> Given instruction
Write out the records below word for word, please.

--- Start ---

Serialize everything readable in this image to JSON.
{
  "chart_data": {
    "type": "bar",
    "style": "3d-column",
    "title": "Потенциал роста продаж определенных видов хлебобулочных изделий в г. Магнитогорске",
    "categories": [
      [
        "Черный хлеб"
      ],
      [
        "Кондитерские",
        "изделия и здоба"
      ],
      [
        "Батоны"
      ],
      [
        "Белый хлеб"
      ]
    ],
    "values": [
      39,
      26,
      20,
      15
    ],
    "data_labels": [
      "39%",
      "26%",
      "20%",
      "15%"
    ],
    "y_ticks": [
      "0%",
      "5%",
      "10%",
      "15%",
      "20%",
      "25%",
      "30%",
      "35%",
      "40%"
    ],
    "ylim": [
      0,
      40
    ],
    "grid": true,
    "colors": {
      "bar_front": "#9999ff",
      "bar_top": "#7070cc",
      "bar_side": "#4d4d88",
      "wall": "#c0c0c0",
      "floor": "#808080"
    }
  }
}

--- End ---

> Complete answer
Serialize everything readable in this image to JSON.
{
  "chart_data": {
    "type": "bar",
    "style": "3d-column",
    "title": "Потенциал роста продаж определенных видов хлебобулочных изделий в г. Магнитогорске",
    "categories": [
      [
        "Черный хлеб"
      ],
      [
        "Кондитерские",
        "изделия и здоба"
      ],
      [
        "Батоны"
      ],
      [
        "Белый хлеб"
      ]
    ],
    "values": [
      39,
      26,
      20,
      15
    ],
    "data_labels": [
      "39%",
      "26%",
      "20%",
      "15%"
    ],
    "y_ticks": [
      "0%",
      "5%",
      "10%",
      "15%",
      "20%",
      "25%",
      "30%",
      "35%",
      "40%"
    ],
    "ylim": [
      0,
      40
    ],
    "grid": true,
    "colors": {
      "bar_front": "#9999ff",
      "bar_top": "#7070cc",
      "bar_side": "#4d4d88",
      "wall": "#c0c0c0",
      "floor": "#808080"
    }
  }
}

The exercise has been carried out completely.